■ **DATASET RECORDS**:
****************************************

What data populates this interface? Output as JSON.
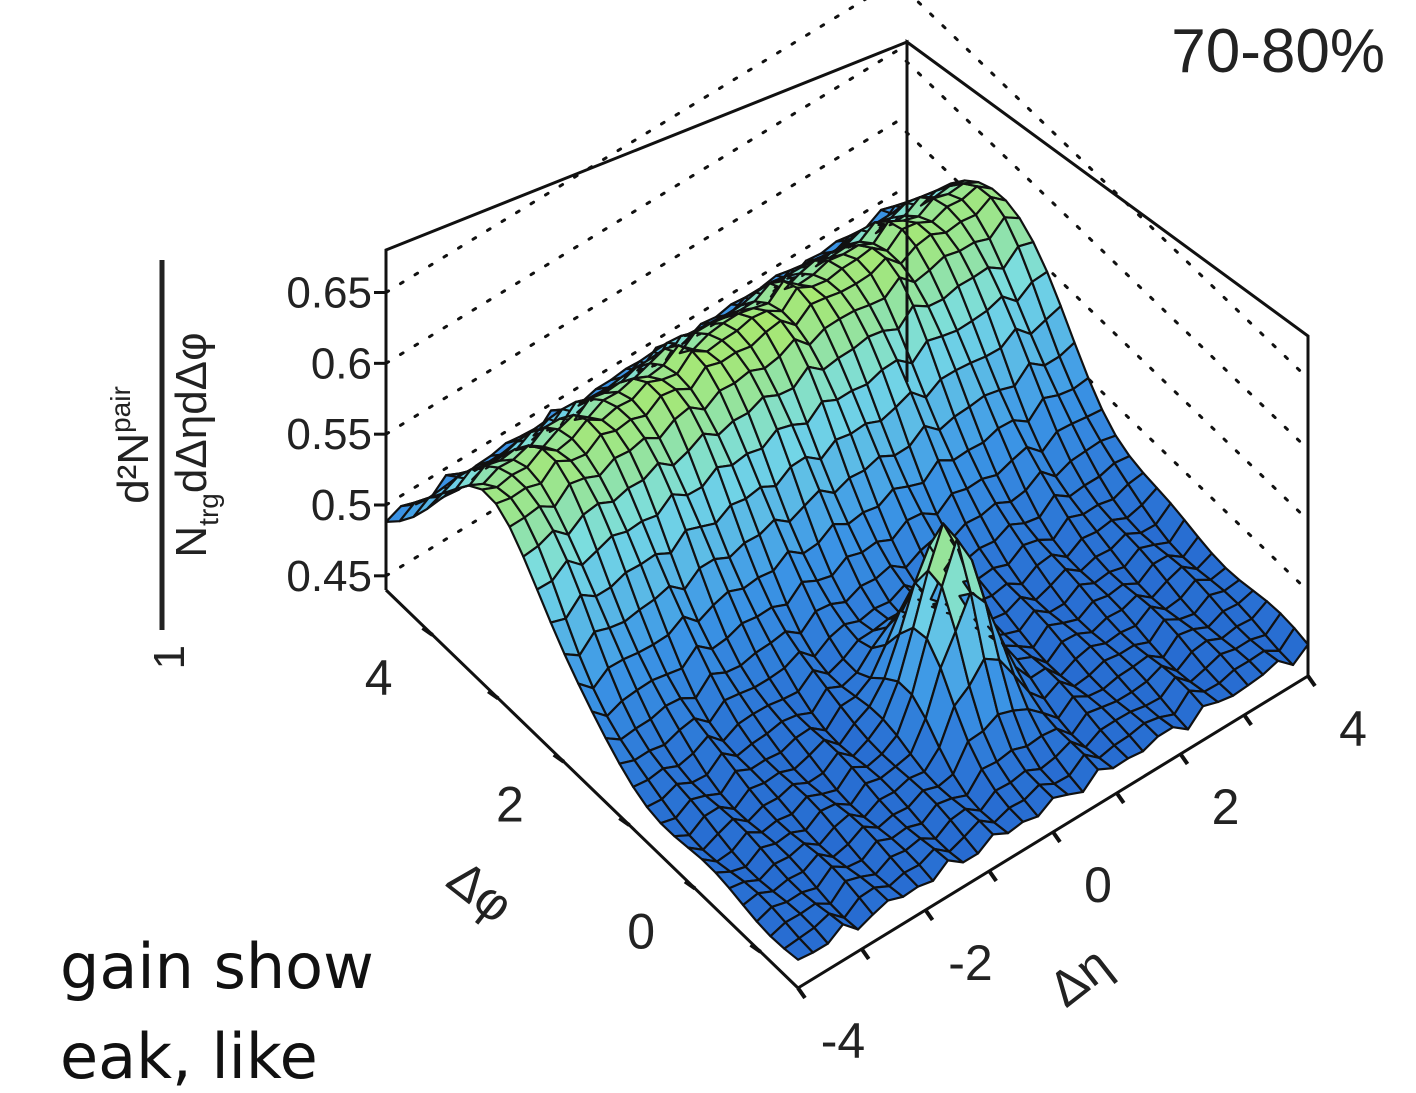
{
  "chart_data": {
    "type": "surface",
    "panel_label": "70-80%",
    "zlabel": {
      "numerator": "d²N",
      "numerator_sup": "pair",
      "denominator_prefix": "N",
      "denominator_sub": "trg",
      "denominator_rest": "dΔηdΔφ",
      "prefactor": "1"
    },
    "xlabel": "Δη",
    "ylabel": "Δφ",
    "xticks": [
      "-4",
      "-2",
      "0",
      "2",
      "4"
    ],
    "yticks": [
      "0",
      "2",
      "4"
    ],
    "zticks": [
      "0.45",
      "0.5",
      "0.55",
      "0.6",
      "0.65"
    ],
    "xlim": [
      -4,
      4
    ],
    "ylim": [
      -1.57,
      4.71
    ],
    "zlim": [
      0.44,
      0.68
    ],
    "grid": true,
    "surface_model": {
      "baseline": 0.46,
      "ridge_amplitude": 0.12,
      "ridge_center_dphi": 3.14,
      "ridge_sigma_dphi": 0.95,
      "ridge_eta_falloff": 0.05,
      "peak_amplitude": 0.12,
      "peak_sigma_deta": 0.42,
      "peak_sigma_dphi": 0.42,
      "peak_center": [
        0,
        0
      ],
      "peak_value": 0.66
    }
  },
  "caption": {
    "line1": "gain show",
    "line2": "eak, like"
  }
}
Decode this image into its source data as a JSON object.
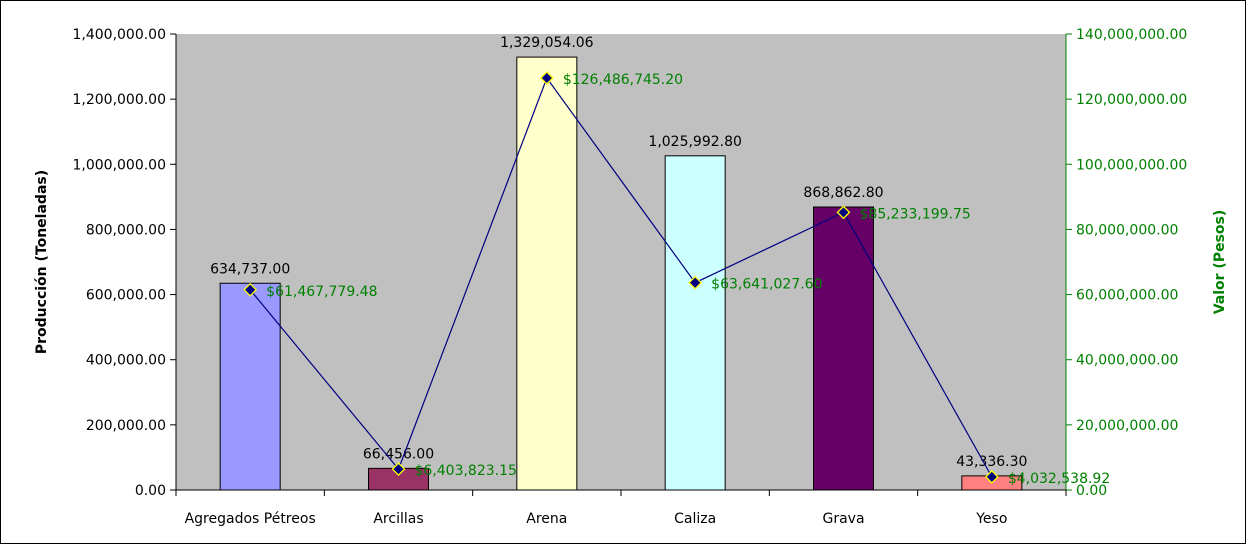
{
  "chart_data": {
    "type": "bar",
    "categories": [
      "Agregados Pétreos",
      "Arcillas",
      "Arena",
      "Caliza",
      "Grava",
      "Yeso"
    ],
    "series": [
      {
        "name": "Producción",
        "type": "bar",
        "axis": "left",
        "values": [
          634737.0,
          66456.0,
          1329054.06,
          1025992.8,
          868862.8,
          43336.3
        ],
        "labels": [
          "634,737.00",
          "66,456.00",
          "1,329,054.06",
          "1,025,992.80",
          "868,862.80",
          "43,336.30"
        ],
        "colors": [
          "#9999ff",
          "#993366",
          "#ffffcc",
          "#ccffff",
          "#660066",
          "#ff8080"
        ]
      },
      {
        "name": "Valor",
        "type": "line",
        "axis": "right",
        "values": [
          61467779.48,
          6403823.15,
          126486745.2,
          63641027.6,
          85233199.75,
          4032538.92
        ],
        "labels": [
          "$61,467,779.48",
          "$6,403,823.15",
          "$126,486,745.20",
          "$63,641,027.60",
          "$85,233,199.75",
          "$4,032,538.92"
        ],
        "line_color": "#000080",
        "marker_fill": "#000080",
        "marker_edge": "#ffff00"
      }
    ],
    "ylabel": "Producción (Toneladas)",
    "y2label": "Valor (Pesos)",
    "ylim": [
      0,
      1400000
    ],
    "y2lim": [
      0,
      140000000
    ],
    "yticks": [
      "0.00",
      "200,000.00",
      "400,000.00",
      "600,000.00",
      "800,000.00",
      "1,000,000.00",
      "1,200,000.00",
      "1,400,000.00"
    ],
    "y2ticks": [
      "0.00",
      "20,000,000.00",
      "40,000,000.00",
      "60,000,000.00",
      "80,000,000.00",
      "100,000,000.00",
      "120,000,000.00",
      "140,000,000.00"
    ],
    "plot_background": "#c0c0c0",
    "y2_color": "#008000",
    "grid": false,
    "legend": "none"
  }
}
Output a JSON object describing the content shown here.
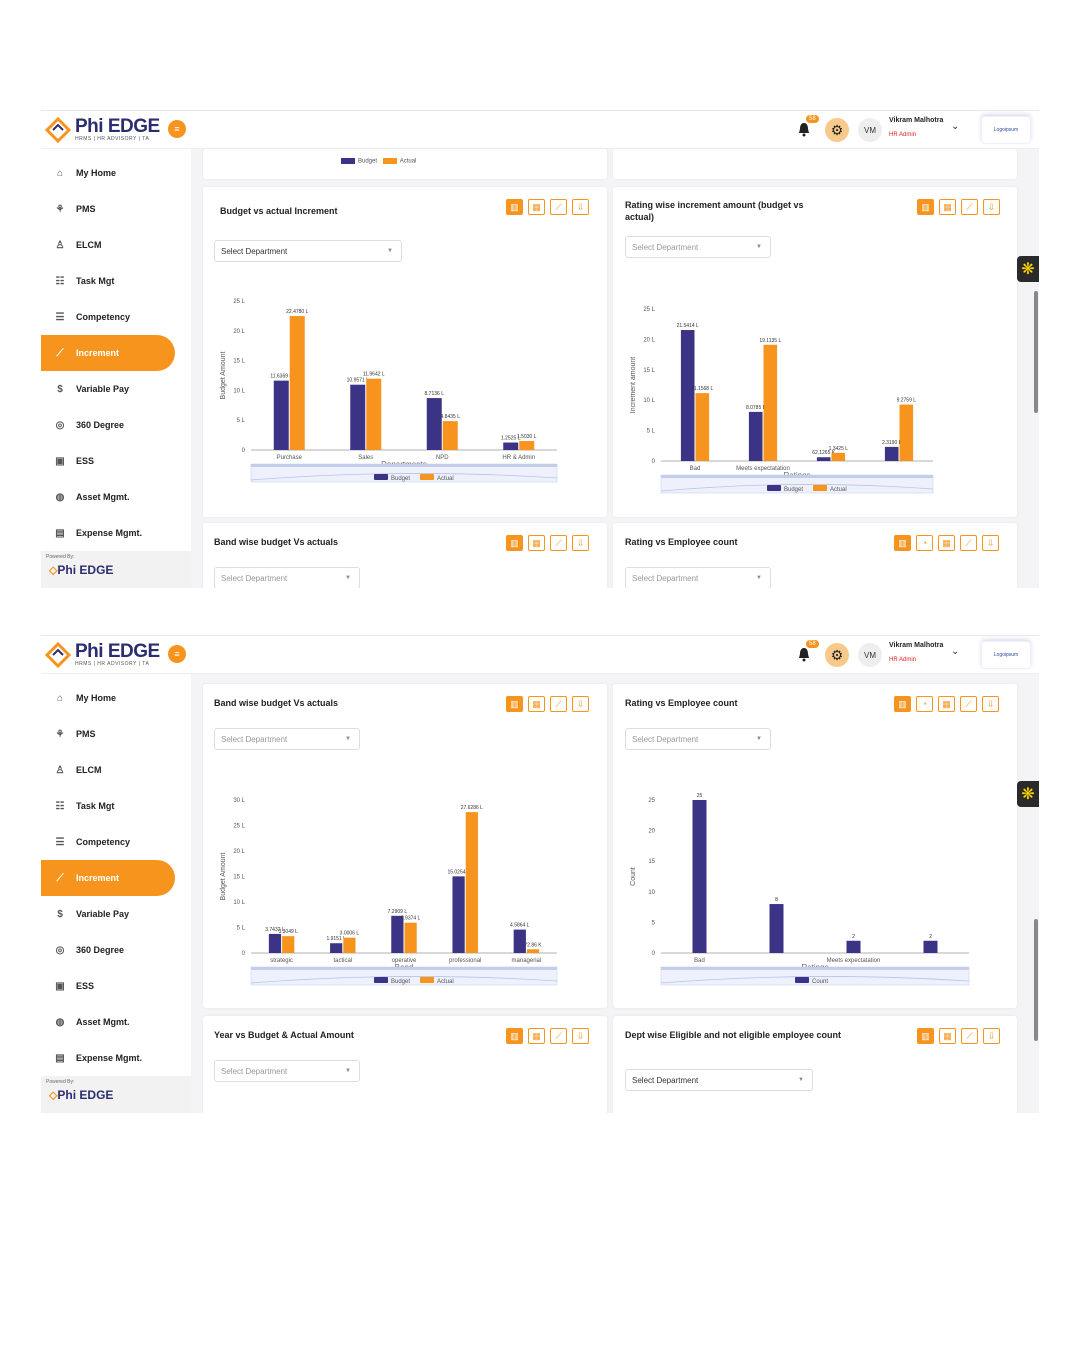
{
  "app": {
    "logo_title": "Phi EDGE",
    "logo_subtitle": "HRMS | HR ADVISORY | TA",
    "notification_count": "58",
    "avatar_initials": "VM",
    "user_name": "Vikram Malhotra",
    "user_role": "HR Admin",
    "client_logo": "Logoipsum",
    "powered_by": "Powered By:",
    "nav": [
      {
        "label": "My Home",
        "icon": "home-icon"
      },
      {
        "label": "PMS",
        "icon": "pms-icon"
      },
      {
        "label": "ELCM",
        "icon": "people-icon"
      },
      {
        "label": "Task Mgt",
        "icon": "task-icon"
      },
      {
        "label": "Competency",
        "icon": "list-icon"
      },
      {
        "label": "Increment",
        "icon": "increment-chart-icon",
        "active": true
      },
      {
        "label": "Variable Pay",
        "icon": "dollar-icon"
      },
      {
        "label": "360 Degree",
        "icon": "360-icon"
      },
      {
        "label": "ESS",
        "icon": "ess-icon"
      },
      {
        "label": "Asset Mgmt.",
        "icon": "asset-icon"
      },
      {
        "label": "Expense Mgmt.",
        "icon": "expense-icon"
      }
    ]
  },
  "colors": {
    "budget": "#3b3486",
    "actual": "#f7941d",
    "accent": "#f7941d",
    "count": "#3b3486"
  },
  "legend": {
    "budget": "Budget",
    "actual": "Actual",
    "count": "Count"
  },
  "panels": {
    "budget_vs_actual_increment": {
      "title": "Budget vs actual Increment",
      "select": "Select Department"
    },
    "rating_wise_increment": {
      "title": "Rating wise increment amount (budget vs actual)",
      "select": "Select Department"
    },
    "band_wise": {
      "title": "Band wise budget Vs actuals",
      "select": "Select Department"
    },
    "rating_vs_count": {
      "title": "Rating vs Employee count",
      "select": "Select Department"
    },
    "year_vs_budget": {
      "title": "Year vs Budget & Actual Amount",
      "select": "Select Department"
    },
    "dept_eligible": {
      "title": "Dept wise Eligible and not eligible employee count",
      "select": "Select Department"
    }
  },
  "chart_data": [
    {
      "id": "dept",
      "type": "bar",
      "xlabel": "Departments",
      "ylabel": "Budget Amount",
      "yticks": [
        "0",
        "5 L",
        "10 L",
        "15 L",
        "20 L",
        "25 L"
      ],
      "ylim": [
        0,
        25
      ],
      "categories": [
        "Purchase",
        "Sales",
        "NPD",
        "HR & Admin"
      ],
      "series": [
        {
          "name": "Budget",
          "values": [
            11.6369,
            10.9571,
            8.7136,
            1.2525
          ],
          "labels": [
            "11.6369 L",
            "10.9571 L",
            "8.7136 L",
            "1.2525 L"
          ]
        },
        {
          "name": "Actual",
          "values": [
            22.478,
            11.9642,
            4.8435,
            1.503
          ],
          "labels": [
            "22.4780 L",
            "11.9642 L",
            "4.8435 L",
            "1.5030 L"
          ]
        }
      ]
    },
    {
      "id": "rating",
      "type": "bar",
      "xlabel": "Ratings",
      "ylabel": "Increment amount",
      "yticks": [
        "0",
        "5 L",
        "10 L",
        "15 L",
        "20 L",
        "25 L"
      ],
      "ylim": [
        0,
        25
      ],
      "categories": [
        "Bad",
        "Meets expectatation",
        "",
        ""
      ],
      "series": [
        {
          "name": "Budget",
          "values": [
            21.5414,
            8.0785,
            0.621265,
            2.319
          ],
          "labels": [
            "21.5414 L",
            "8.0785 L",
            "62.1265 K",
            "2.3190 L"
          ]
        },
        {
          "name": "Actual",
          "values": [
            11.1568,
            19.1135,
            1.3425,
            9.2759
          ],
          "labels": [
            "11.1568 L",
            "19.1135 L",
            "1.3425 L",
            "9.2759 L"
          ]
        }
      ]
    },
    {
      "id": "band",
      "type": "bar",
      "xlabel": "Band",
      "ylabel": "Budget Amount",
      "yticks": [
        "0",
        "5 L",
        "10 L",
        "15 L",
        "20 L",
        "25 L",
        "30 L"
      ],
      "ylim": [
        0,
        30
      ],
      "categories": [
        "strategic",
        "tactical",
        "operative",
        "professional",
        "managerial"
      ],
      "series": [
        {
          "name": "Budget",
          "values": [
            3.7432,
            1.9151,
            7.2909,
            15.0254,
            4.5864
          ],
          "labels": [
            "3.7432 L",
            "1.9151 L",
            "7.2909 L",
            "15.0254 L",
            "4.5864 L"
          ]
        },
        {
          "name": "Actual",
          "values": [
            3.3049,
            3.0006,
            5.9374,
            27.6286,
            0.7286
          ],
          "labels": [
            "3.3049 L",
            "3.0006 L",
            "5.9374 L",
            "27.6286 L",
            "72.86 K"
          ]
        }
      ]
    },
    {
      "id": "count",
      "type": "bar",
      "xlabel": "Ratings",
      "ylabel": "Count",
      "yticks": [
        "0",
        "5",
        "10",
        "15",
        "20",
        "25"
      ],
      "ylim": [
        0,
        25
      ],
      "categories": [
        "Bad",
        "",
        "Meets expectatation",
        ""
      ],
      "series": [
        {
          "name": "Count",
          "values": [
            25,
            8,
            2,
            2
          ],
          "labels": [
            "25",
            "8",
            "2",
            "2"
          ]
        }
      ]
    }
  ]
}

****************************************

■ **WHAT IS BEING ASKED**:
Gather each line from the entries above that includes the word "this".

■ **RESPONSE BELOW**:
What data populates this interface? Output as JSON.
Decode this image into its source data as a JSON object.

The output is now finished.